» **STATED PROBLEM**:
Lay out the data from the line that contains "Patent image size: (803, 784)." through the line that contains "The shuttle block 30 is at (590, 312)." as a two-column CSV with the headers input and response. Give one row for each text and its answer, with each value in a single quoted field and its line breaks replaced by spaces.

- - - - - - -

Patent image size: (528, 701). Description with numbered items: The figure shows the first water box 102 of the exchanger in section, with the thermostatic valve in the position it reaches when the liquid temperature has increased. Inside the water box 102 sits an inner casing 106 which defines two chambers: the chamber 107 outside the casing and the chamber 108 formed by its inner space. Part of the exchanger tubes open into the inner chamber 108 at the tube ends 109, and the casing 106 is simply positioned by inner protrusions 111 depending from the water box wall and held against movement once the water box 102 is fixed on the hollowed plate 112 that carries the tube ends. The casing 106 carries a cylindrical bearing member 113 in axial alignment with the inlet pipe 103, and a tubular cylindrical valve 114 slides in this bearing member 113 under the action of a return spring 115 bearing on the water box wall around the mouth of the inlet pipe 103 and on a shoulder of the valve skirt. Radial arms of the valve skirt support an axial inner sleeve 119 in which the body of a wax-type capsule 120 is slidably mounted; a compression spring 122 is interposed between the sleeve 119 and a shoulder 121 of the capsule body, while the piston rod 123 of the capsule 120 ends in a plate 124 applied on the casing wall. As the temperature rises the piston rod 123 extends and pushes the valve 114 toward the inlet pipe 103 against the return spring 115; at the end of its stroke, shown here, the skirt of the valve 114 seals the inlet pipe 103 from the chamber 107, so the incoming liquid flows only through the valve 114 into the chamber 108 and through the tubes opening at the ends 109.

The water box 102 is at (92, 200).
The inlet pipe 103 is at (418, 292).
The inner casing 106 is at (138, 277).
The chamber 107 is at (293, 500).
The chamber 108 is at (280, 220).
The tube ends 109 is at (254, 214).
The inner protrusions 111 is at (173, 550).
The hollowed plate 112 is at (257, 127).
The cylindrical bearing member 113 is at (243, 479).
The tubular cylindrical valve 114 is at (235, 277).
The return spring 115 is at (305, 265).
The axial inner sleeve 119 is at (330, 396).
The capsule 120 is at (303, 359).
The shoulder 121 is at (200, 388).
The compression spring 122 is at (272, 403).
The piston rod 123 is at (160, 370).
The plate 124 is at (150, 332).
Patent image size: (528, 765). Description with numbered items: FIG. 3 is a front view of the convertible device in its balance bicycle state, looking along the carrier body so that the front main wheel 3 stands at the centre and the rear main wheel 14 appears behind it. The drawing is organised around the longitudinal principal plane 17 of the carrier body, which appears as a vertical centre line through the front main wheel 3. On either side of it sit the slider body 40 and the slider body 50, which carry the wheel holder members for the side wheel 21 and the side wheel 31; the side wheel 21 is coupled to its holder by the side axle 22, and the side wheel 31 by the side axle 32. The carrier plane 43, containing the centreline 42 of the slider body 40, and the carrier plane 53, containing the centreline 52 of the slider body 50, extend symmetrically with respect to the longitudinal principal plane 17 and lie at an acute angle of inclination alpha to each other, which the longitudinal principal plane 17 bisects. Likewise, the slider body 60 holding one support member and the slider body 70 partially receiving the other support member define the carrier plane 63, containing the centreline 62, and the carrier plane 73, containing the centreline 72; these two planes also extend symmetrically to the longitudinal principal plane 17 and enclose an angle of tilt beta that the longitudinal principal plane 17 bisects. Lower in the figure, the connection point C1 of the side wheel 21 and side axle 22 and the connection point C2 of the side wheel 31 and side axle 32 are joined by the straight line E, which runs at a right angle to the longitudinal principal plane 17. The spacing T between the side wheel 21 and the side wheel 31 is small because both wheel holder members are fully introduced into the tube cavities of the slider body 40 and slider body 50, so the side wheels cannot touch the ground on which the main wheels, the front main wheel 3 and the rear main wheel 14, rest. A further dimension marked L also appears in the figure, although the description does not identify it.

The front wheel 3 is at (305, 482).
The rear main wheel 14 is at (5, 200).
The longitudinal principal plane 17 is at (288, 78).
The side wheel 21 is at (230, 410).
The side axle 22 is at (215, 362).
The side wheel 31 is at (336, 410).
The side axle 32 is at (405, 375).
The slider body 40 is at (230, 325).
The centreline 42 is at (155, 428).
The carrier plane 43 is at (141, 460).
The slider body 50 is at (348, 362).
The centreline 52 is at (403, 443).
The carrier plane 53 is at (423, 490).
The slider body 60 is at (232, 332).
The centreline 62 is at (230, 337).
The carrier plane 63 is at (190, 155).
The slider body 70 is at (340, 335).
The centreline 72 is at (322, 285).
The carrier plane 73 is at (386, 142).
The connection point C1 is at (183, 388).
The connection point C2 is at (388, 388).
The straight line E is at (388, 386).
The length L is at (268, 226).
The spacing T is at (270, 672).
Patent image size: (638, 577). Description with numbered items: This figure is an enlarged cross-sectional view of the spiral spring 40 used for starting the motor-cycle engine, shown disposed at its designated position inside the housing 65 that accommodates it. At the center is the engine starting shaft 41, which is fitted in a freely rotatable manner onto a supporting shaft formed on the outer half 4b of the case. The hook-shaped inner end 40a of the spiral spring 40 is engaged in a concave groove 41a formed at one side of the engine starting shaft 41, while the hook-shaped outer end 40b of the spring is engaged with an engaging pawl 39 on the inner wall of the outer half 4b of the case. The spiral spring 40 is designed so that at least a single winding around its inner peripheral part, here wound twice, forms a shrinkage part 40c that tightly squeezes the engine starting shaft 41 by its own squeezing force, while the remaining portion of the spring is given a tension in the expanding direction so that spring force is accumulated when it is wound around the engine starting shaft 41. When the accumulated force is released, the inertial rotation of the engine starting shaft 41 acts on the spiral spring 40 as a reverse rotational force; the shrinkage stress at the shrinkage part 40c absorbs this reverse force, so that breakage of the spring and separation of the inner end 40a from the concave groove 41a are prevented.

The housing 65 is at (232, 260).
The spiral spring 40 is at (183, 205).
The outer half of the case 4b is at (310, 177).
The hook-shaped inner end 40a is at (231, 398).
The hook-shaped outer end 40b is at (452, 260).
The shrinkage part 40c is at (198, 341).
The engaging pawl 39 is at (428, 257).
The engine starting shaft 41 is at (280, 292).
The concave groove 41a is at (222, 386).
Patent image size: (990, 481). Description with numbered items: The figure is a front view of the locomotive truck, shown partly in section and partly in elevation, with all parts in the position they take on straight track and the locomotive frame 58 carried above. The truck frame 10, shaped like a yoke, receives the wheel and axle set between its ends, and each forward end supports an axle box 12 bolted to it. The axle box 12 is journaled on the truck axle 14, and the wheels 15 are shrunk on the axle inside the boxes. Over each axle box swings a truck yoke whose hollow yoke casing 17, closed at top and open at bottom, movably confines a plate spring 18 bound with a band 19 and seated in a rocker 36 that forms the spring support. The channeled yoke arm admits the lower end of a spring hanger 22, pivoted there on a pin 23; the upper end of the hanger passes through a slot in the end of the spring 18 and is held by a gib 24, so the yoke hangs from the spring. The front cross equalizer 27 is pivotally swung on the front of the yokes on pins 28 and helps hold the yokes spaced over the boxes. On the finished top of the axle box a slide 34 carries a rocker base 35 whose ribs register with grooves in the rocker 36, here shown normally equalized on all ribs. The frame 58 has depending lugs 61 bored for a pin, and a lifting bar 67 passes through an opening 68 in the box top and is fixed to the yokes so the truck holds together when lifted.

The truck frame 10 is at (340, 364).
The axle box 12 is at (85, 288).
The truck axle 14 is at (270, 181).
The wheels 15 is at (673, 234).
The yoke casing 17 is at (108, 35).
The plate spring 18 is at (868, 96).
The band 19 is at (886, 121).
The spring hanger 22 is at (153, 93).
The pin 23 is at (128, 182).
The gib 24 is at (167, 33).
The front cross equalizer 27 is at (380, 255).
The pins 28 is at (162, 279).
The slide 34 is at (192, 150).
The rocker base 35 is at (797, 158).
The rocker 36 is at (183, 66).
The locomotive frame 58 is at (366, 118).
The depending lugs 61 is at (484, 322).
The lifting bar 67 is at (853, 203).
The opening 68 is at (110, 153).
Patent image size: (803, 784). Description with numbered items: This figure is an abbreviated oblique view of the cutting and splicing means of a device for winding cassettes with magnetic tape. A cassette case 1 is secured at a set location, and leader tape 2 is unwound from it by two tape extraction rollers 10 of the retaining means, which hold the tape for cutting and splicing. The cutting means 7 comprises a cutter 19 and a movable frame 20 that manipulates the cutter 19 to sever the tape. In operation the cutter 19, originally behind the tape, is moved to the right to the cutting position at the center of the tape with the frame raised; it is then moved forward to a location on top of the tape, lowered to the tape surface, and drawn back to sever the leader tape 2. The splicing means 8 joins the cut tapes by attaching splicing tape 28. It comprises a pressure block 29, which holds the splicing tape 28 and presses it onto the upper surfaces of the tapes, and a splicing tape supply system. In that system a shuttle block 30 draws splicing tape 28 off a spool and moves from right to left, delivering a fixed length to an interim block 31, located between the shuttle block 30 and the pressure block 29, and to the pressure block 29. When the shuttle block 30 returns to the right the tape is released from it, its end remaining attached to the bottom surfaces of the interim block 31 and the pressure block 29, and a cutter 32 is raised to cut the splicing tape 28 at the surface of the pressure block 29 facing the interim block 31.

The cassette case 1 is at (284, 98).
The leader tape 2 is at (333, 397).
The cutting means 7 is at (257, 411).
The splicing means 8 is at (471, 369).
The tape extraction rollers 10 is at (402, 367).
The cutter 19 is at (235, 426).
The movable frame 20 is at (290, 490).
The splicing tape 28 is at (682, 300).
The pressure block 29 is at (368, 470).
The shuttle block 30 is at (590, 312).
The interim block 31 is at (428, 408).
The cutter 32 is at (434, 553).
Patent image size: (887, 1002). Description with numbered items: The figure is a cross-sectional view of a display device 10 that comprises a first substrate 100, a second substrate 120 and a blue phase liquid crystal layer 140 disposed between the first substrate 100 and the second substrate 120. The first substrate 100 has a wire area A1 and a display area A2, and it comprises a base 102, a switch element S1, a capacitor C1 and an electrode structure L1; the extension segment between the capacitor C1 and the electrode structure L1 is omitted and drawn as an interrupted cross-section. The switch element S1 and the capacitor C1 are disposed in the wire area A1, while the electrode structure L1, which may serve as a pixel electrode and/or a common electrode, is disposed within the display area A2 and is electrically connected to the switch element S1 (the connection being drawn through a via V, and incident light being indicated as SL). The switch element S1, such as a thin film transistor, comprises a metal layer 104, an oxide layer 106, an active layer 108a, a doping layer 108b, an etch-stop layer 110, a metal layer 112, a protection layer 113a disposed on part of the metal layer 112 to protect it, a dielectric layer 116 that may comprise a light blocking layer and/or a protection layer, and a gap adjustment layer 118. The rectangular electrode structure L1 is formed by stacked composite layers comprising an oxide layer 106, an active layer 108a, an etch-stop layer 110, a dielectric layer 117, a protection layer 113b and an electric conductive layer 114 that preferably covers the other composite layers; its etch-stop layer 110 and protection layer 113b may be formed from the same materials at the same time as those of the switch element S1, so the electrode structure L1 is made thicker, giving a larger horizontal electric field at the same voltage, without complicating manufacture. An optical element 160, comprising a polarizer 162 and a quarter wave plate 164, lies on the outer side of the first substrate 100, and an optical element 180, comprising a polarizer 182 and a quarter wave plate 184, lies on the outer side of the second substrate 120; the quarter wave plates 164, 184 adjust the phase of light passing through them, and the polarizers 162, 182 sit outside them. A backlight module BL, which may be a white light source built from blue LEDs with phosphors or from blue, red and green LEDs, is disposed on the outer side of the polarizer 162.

- - - - - - -

» **REPLY TO THE EXERCISE**:
input,response
"Patent image size: (803, 784). Description with numbered items: This figure is an abbreviated oblique view of the cutting and splicing means of a device for winding cassettes with magnetic tape. A cassette case 1 is secured at a set location, and leader tape 2 is unwound from it by two tape extraction rollers 10 of the retaining means, which hold the tape for cutting and splicing. The cutting means 7 comprises a cutter 19 and a movable frame 20 that manipulates the cutter 19 to sever the tape. In operation the cutter 19, originally behind the tape, is moved to the right to the cutting position at the center of the tape with the frame raised; it is then moved forward to a location on top of the tape, lowered to the tape surface, and drawn back to sever the leader tape 2. The splicing means 8 joins the cut tapes by attaching splicing tape 28. It comprises a pressure block 29, which holds the splicing tape 28 and presses it onto the upper surfaces of the tapes, and a splicing tape supply system. In that system a shuttle block 30 draws splicing tape 28 off a spool and moves from right to left, delivering a fixed length to an interim block 31, located between the shuttle block 30 and the pressure block 29, and to the pressure block 29. When the shuttle block 30 returns to the right the tape is released from it, its end remaining attached to the bottom surfaces of the interim block 31 and the pressure block 29, and a cutter 32 is raised to cut the splicing tape 28 at the surface of the pressure block 29 facing the interim block 31.","The cassette case 1 is at (284, 98). The leader tape 2 is at (333, 397). The cutting means 7 is at (257, 411). The splicing means 8 is at (471, 369). The tape extraction rollers 10 is at (402, 367). The cutter 19 is at (235, 426). The movable frame 20 is at (290, 490). The splicing tape 28 is at (682, 300). The pressure block 29 is at (368, 470). The shuttle block 30 is at (590, 312)."